Goal of the exercise → Please quote the material exactly, every line of it.

Records provided →
◆ ◆ ◆ ◆

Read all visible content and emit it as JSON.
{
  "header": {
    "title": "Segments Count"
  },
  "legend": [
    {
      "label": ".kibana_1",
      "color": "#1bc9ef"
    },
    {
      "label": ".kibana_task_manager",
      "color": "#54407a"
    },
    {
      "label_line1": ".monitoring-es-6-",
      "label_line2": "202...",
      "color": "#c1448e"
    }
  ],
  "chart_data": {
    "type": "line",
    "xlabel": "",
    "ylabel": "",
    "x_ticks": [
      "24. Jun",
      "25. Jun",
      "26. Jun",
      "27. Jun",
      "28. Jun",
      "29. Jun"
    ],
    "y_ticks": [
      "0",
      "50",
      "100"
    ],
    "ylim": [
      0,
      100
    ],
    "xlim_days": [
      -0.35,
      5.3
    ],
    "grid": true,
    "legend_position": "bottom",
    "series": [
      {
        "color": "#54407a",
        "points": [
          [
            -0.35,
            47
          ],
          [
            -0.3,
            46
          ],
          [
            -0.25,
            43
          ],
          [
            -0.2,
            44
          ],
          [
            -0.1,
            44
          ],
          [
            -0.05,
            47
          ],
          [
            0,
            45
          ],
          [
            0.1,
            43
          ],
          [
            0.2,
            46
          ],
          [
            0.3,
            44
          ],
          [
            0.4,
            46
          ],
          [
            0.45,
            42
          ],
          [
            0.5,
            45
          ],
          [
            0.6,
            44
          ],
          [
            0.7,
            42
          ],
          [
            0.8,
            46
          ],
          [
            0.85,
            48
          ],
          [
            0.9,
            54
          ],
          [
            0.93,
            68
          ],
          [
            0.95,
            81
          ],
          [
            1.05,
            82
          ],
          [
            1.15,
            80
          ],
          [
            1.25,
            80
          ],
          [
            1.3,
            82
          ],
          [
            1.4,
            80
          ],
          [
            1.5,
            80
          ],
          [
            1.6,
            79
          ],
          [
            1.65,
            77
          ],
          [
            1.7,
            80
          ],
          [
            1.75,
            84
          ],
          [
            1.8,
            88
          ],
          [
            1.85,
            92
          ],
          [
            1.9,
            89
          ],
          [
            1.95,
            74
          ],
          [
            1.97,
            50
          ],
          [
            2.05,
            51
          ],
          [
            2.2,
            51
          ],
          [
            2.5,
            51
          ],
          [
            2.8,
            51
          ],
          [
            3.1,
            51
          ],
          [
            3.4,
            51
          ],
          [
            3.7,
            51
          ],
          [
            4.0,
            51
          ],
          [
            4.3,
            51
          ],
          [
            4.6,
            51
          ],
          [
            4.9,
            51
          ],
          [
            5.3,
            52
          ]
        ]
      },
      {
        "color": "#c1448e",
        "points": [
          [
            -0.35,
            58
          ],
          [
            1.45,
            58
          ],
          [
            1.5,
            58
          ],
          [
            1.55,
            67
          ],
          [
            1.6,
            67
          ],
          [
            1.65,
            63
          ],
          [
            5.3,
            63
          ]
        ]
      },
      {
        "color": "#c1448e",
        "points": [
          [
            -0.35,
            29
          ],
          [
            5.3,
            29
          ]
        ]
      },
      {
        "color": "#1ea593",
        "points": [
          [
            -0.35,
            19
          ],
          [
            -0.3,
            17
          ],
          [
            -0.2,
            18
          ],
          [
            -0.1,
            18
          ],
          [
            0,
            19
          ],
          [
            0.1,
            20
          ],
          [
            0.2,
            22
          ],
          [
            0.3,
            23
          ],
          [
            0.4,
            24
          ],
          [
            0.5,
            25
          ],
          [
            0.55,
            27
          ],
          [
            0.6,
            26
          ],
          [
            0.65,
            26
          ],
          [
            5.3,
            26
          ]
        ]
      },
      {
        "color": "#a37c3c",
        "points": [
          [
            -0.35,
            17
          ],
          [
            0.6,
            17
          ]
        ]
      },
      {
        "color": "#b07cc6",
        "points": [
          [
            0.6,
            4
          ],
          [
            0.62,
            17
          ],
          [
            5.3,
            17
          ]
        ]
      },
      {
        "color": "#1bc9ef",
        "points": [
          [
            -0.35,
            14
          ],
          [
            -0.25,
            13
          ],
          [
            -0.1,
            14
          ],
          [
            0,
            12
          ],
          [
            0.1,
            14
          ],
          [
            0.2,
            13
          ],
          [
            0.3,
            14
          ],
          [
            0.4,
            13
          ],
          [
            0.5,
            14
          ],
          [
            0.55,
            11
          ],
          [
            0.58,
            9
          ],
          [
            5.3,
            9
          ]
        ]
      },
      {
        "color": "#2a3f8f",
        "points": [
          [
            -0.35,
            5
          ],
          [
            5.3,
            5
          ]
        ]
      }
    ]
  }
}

◆ ◆ ◆ ◆

Solution →
Read all visible content and emit it as JSON.
{
  "header": {
    "title": "Segments Count"
  },
  "legend": [
    {
      "label": ".kibana_1",
      "color": "#1bc9ef"
    },
    {
      "label": ".kibana_task_manager",
      "color": "#54407a"
    },
    {
      "label_line1": ".monitoring-es-6-",
      "label_line2": "202...",
      "color": "#c1448e"
    }
  ],
  "chart_data": {
    "type": "line",
    "xlabel": "",
    "ylabel": "",
    "x_ticks": [
      "24. Jun",
      "25. Jun",
      "26. Jun",
      "27. Jun",
      "28. Jun",
      "29. Jun"
    ],
    "y_ticks": [
      "0",
      "50",
      "100"
    ],
    "ylim": [
      0,
      100
    ],
    "xlim_days": [
      -0.35,
      5.3
    ],
    "grid": true,
    "legend_position": "bottom",
    "series": [
      {
        "color": "#54407a",
        "points": [
          [
            -0.35,
            47
          ],
          [
            -0.3,
            46
          ],
          [
            -0.25,
            43
          ],
          [
            -0.2,
            44
          ],
          [
            -0.1,
            44
          ],
          [
            -0.05,
            47
          ],
          [
            0,
            45
          ],
          [
            0.1,
            43
          ],
          [
            0.2,
            46
          ],
          [
            0.3,
            44
          ],
          [
            0.4,
            46
          ],
          [
            0.45,
            42
          ],
          [
            0.5,
            45
          ],
          [
            0.6,
            44
          ],
          [
            0.7,
            42
          ],
          [
            0.8,
            46
          ],
          [
            0.85,
            48
          ],
          [
            0.9,
            54
          ],
          [
            0.93,
            68
          ],
          [
            0.95,
            81
          ],
          [
            1.05,
            82
          ],
          [
            1.15,
            80
          ],
          [
            1.25,
            80
          ],
          [
            1.3,
            82
          ],
          [
            1.4,
            80
          ],
          [
            1.5,
            80
          ],
          [
            1.6,
            79
          ],
          [
            1.65,
            77
          ],
          [
            1.7,
            80
          ],
          [
            1.75,
            84
          ],
          [
            1.8,
            88
          ],
          [
            1.85,
            92
          ],
          [
            1.9,
            89
          ],
          [
            1.95,
            74
          ],
          [
            1.97,
            50
          ],
          [
            2.05,
            51
          ],
          [
            2.2,
            51
          ],
          [
            2.5,
            51
          ],
          [
            2.8,
            51
          ],
          [
            3.1,
            51
          ],
          [
            3.4,
            51
          ],
          [
            3.7,
            51
          ],
          [
            4.0,
            51
          ],
          [
            4.3,
            51
          ],
          [
            4.6,
            51
          ],
          [
            4.9,
            51
          ],
          [
            5.3,
            52
          ]
        ]
      },
      {
        "color": "#c1448e",
        "points": [
          [
            -0.35,
            58
          ],
          [
            1.45,
            58
          ],
          [
            1.5,
            58
          ],
          [
            1.55,
            67
          ],
          [
            1.6,
            67
          ],
          [
            1.65,
            63
          ],
          [
            5.3,
            63
          ]
        ]
      },
      {
        "color": "#c1448e",
        "points": [
          [
            -0.35,
            29
          ],
          [
            5.3,
            29
          ]
        ]
      },
      {
        "color": "#1ea593",
        "points": [
          [
            -0.35,
            19
          ],
          [
            -0.3,
            17
          ],
          [
            -0.2,
            18
          ],
          [
            -0.1,
            18
          ],
          [
            0,
            19
          ],
          [
            0.1,
            20
          ],
          [
            0.2,
            22
          ],
          [
            0.3,
            23
          ],
          [
            0.4,
            24
          ],
          [
            0.5,
            25
          ],
          [
            0.55,
            27
          ],
          [
            0.6,
            26
          ],
          [
            0.65,
            26
          ],
          [
            5.3,
            26
          ]
        ]
      },
      {
        "color": "#a37c3c",
        "points": [
          [
            -0.35,
            17
          ],
          [
            0.6,
            17
          ]
        ]
      },
      {
        "color": "#b07cc6",
        "points": [
          [
            0.6,
            4
          ],
          [
            0.62,
            17
          ],
          [
            5.3,
            17
          ]
        ]
      },
      {
        "color": "#1bc9ef",
        "points": [
          [
            -0.35,
            14
          ],
          [
            -0.25,
            13
          ],
          [
            -0.1,
            14
          ],
          [
            0,
            12
          ],
          [
            0.1,
            14
          ],
          [
            0.2,
            13
          ],
          [
            0.3,
            14
          ],
          [
            0.4,
            13
          ],
          [
            0.5,
            14
          ],
          [
            0.55,
            11
          ],
          [
            0.58,
            9
          ],
          [
            5.3,
            9
          ]
        ]
      },
      {
        "color": "#2a3f8f",
        "points": [
          [
            -0.35,
            5
          ],
          [
            5.3,
            5
          ]
        ]
      }
    ]
  }
}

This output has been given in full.